DO THIS:
In the records below, pick out all lines containing the word "SMAVG".
=-=-=
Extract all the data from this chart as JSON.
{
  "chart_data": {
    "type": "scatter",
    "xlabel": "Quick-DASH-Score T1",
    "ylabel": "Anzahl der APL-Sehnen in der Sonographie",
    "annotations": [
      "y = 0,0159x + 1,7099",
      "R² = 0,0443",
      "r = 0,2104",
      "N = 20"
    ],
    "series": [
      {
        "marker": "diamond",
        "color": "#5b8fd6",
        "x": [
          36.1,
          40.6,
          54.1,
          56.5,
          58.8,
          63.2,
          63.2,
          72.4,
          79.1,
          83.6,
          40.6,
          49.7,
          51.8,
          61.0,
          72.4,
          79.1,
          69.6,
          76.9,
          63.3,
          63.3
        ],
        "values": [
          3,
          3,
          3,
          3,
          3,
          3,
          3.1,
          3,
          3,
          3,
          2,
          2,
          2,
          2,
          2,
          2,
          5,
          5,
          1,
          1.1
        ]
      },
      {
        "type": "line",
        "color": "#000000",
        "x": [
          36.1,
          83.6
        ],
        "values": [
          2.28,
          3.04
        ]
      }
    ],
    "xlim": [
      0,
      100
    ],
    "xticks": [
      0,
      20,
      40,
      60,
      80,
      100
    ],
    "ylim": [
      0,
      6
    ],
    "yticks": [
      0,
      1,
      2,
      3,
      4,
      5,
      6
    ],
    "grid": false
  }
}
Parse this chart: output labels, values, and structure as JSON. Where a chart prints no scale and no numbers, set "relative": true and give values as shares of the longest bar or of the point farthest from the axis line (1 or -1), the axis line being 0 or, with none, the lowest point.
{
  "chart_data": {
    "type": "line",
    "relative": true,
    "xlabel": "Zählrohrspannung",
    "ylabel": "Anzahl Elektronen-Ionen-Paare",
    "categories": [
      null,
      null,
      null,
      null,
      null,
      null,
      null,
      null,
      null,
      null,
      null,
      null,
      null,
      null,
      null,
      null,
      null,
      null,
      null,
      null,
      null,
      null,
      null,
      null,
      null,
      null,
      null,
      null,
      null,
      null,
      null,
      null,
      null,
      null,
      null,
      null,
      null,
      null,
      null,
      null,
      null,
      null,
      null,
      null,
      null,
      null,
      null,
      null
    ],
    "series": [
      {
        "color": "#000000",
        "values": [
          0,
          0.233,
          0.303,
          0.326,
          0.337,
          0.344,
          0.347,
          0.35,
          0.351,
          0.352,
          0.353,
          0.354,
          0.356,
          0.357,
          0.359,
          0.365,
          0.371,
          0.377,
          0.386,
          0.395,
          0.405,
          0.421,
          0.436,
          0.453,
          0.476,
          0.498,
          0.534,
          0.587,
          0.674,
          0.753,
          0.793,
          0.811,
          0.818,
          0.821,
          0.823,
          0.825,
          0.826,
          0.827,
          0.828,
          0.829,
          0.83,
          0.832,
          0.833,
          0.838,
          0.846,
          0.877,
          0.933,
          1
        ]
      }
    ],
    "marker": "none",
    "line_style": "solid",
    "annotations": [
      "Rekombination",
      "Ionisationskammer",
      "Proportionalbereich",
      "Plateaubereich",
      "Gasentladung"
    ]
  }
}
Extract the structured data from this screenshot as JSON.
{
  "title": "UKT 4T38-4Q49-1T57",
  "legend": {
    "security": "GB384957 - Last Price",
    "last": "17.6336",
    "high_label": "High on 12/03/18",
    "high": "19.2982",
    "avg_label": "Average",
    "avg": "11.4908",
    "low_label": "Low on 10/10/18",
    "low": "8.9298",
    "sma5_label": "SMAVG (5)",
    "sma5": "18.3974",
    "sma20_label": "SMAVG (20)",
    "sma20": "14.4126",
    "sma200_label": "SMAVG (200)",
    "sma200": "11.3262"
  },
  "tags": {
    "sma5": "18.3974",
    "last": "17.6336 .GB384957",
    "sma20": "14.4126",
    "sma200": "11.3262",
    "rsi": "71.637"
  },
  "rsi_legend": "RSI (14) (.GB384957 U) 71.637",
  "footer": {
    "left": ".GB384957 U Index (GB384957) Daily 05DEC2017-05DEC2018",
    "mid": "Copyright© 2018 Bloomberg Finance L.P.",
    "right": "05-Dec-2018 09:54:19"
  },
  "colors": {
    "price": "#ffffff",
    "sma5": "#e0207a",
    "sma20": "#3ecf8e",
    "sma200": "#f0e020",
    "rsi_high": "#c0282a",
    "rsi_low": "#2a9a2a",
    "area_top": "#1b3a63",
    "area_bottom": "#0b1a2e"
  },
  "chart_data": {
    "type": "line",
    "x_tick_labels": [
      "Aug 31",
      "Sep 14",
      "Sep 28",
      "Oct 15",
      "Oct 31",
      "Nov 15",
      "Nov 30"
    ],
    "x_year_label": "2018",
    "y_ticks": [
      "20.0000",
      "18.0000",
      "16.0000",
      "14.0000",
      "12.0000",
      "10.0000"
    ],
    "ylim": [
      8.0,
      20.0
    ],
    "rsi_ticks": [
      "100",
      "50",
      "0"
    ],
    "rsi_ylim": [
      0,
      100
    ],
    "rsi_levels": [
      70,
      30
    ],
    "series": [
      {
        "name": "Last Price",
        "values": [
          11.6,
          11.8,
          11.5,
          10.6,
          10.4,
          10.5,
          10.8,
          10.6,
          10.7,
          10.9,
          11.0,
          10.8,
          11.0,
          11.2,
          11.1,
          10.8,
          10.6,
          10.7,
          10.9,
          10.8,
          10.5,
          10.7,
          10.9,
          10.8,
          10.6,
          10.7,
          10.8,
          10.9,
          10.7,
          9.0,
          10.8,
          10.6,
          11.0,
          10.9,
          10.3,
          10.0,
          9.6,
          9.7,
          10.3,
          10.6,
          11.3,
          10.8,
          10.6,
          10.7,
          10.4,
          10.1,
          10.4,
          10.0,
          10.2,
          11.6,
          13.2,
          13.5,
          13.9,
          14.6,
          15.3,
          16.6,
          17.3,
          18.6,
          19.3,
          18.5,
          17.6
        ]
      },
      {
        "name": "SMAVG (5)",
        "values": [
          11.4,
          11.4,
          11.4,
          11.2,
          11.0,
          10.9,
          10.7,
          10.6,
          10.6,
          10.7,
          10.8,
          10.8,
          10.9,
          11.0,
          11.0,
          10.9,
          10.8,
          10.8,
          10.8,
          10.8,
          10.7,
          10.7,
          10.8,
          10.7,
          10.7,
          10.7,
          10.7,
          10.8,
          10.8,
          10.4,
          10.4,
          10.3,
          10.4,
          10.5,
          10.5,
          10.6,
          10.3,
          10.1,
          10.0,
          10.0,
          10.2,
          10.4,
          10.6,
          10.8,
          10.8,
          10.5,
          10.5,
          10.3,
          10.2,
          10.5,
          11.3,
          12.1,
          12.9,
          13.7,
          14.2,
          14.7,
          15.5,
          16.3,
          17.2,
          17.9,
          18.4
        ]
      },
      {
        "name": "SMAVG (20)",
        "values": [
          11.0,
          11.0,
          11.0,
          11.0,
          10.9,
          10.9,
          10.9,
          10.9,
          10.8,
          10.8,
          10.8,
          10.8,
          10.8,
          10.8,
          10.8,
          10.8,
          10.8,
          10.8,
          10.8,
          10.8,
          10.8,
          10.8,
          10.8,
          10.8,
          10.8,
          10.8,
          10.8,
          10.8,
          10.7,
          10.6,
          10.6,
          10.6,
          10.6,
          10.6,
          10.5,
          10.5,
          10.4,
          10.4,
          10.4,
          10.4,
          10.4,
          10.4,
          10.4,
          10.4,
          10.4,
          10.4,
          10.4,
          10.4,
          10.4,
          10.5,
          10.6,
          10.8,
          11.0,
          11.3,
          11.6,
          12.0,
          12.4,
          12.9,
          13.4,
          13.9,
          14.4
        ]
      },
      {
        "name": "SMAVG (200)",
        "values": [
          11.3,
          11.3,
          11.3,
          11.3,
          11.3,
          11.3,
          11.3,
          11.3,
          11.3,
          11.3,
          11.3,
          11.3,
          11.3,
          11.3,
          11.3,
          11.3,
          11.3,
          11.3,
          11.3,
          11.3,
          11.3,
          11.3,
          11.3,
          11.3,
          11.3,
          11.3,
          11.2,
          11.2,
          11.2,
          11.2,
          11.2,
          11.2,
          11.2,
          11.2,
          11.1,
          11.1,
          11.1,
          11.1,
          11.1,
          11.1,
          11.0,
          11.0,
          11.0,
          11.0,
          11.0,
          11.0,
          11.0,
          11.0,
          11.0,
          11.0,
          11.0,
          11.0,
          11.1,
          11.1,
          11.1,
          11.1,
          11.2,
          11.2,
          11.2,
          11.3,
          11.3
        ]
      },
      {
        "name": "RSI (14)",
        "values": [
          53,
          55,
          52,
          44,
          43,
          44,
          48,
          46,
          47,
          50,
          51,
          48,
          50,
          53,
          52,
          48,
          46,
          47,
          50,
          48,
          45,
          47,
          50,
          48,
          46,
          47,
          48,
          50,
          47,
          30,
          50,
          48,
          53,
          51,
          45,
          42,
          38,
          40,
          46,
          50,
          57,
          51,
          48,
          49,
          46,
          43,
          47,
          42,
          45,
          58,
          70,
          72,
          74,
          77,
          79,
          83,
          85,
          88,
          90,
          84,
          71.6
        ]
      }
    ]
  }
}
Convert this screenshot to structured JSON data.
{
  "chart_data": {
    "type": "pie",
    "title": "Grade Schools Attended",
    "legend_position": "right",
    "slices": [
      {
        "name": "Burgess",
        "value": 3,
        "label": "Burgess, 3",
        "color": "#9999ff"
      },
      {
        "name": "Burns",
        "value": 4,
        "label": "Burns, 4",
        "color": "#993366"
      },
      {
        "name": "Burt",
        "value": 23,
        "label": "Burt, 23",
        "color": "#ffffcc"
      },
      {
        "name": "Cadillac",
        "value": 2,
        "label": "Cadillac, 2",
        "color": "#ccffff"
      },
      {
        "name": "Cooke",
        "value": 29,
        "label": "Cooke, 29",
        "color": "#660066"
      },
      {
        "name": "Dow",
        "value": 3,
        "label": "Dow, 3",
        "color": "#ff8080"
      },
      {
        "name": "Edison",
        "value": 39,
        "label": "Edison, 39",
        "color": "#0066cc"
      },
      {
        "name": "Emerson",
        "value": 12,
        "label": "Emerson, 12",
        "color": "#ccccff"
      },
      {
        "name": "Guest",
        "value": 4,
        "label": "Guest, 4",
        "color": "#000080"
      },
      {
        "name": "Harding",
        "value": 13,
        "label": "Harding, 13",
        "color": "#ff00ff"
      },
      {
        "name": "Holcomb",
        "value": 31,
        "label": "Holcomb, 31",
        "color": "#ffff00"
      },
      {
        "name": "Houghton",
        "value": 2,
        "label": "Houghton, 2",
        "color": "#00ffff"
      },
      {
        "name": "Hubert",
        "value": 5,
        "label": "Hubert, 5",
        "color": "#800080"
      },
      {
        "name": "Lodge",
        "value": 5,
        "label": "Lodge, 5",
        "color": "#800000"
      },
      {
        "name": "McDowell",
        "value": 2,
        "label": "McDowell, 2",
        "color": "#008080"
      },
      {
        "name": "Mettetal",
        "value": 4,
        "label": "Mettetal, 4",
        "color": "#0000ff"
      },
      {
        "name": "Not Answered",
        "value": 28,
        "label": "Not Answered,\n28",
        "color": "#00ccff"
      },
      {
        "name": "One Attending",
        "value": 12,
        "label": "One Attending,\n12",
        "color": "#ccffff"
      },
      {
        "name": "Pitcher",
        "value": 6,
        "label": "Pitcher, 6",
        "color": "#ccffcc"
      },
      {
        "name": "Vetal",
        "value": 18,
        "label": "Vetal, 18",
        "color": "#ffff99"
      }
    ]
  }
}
=-=-=
REPLY:
    "sma5_label": "SMAVG (5)",
    "sma20_label": "SMAVG (20)",
    "sma200_label": "SMAVG (200)",
        "name": "SMAVG (5)",
        "name": "SMAVG (20)",
        "name": "SMAVG (200)",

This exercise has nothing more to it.